- YOUR OBJECTIVE -
Type out the complete listing below word for word, without its pictures.

- TASK INPUT -

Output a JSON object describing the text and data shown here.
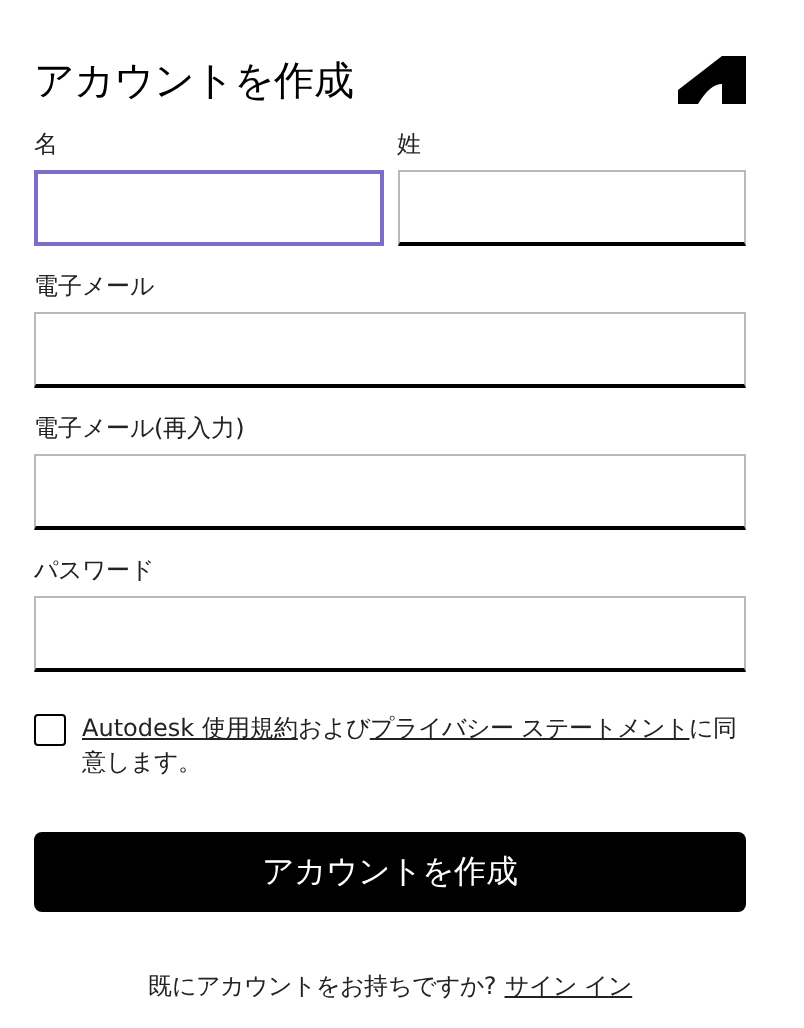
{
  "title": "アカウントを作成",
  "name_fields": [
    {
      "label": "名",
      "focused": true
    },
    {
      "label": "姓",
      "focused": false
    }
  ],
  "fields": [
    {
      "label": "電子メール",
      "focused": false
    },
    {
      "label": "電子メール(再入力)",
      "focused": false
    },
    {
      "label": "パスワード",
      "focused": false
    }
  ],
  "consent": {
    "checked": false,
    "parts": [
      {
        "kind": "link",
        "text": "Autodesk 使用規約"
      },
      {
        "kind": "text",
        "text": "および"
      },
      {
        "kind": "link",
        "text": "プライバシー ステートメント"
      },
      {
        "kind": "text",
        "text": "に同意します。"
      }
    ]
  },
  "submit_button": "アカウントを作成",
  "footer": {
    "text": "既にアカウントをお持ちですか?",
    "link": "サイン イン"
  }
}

- EXPECTED ANSWER -
Output a JSON object describing the text and data shown here.
{
  "title": "アカウントを作成",
  "name_fields": [
    {
      "label": "名",
      "focused": true
    },
    {
      "label": "姓",
      "focused": false
    }
  ],
  "fields": [
    {
      "label": "電子メール",
      "focused": false
    },
    {
      "label": "電子メール(再入力)",
      "focused": false
    },
    {
      "label": "パスワード",
      "focused": false
    }
  ],
  "consent": {
    "checked": false,
    "parts": [
      {
        "kind": "link",
        "text": "Autodesk 使用規約"
      },
      {
        "kind": "text",
        "text": "および"
      },
      {
        "kind": "link",
        "text": "プライバシー ステートメント"
      },
      {
        "kind": "text",
        "text": "に同意します。"
      }
    ]
  },
  "submit_button": "アカウントを作成",
  "footer": {
    "text": "既にアカウントをお持ちですか?",
    "link": "サイン イン"
  }
}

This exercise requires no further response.